## begin DATASET ENTRIES

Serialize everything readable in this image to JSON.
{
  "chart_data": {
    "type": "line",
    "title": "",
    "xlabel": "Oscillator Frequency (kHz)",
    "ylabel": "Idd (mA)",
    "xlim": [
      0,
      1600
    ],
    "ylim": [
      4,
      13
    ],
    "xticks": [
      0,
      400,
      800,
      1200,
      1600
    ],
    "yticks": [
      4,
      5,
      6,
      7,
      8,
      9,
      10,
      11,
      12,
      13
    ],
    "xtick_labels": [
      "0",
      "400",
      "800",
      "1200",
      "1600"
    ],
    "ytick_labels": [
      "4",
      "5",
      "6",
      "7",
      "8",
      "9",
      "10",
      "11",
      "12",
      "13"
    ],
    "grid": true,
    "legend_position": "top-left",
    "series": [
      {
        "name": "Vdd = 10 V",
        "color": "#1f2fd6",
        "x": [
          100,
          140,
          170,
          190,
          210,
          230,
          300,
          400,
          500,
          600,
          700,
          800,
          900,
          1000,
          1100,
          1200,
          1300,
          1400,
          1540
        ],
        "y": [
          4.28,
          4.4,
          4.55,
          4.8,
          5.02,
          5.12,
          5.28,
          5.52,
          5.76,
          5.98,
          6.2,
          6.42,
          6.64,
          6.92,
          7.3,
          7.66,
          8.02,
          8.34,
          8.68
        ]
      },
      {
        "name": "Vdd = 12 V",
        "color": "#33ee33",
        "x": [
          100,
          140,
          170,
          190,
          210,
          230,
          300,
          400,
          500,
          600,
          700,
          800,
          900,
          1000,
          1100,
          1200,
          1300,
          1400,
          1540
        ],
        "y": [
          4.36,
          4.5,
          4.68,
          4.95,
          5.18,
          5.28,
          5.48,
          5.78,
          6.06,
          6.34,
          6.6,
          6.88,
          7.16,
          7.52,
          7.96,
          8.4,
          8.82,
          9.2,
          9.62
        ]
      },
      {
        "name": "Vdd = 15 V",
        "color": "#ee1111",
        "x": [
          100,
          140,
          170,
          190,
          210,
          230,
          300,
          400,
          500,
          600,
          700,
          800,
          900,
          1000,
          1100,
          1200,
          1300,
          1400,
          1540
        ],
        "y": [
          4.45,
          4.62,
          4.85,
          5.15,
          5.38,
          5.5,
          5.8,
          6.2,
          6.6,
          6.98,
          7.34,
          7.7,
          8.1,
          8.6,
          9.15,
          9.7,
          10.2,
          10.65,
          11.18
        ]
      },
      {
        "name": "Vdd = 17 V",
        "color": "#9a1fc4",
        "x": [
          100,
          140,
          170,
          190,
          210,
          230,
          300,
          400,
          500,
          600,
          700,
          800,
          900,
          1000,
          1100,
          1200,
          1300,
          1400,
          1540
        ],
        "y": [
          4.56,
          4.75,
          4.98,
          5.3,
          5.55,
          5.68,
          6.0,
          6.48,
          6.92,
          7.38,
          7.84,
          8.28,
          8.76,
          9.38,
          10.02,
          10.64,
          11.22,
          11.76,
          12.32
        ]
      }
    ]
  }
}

## end DATASET ENTRIES

(PROBLEM REQUIREMENTS): Looking back at the lines above, state how many contain the word "name", and supply nothing besides the number.

(CORRECT RESULT): 4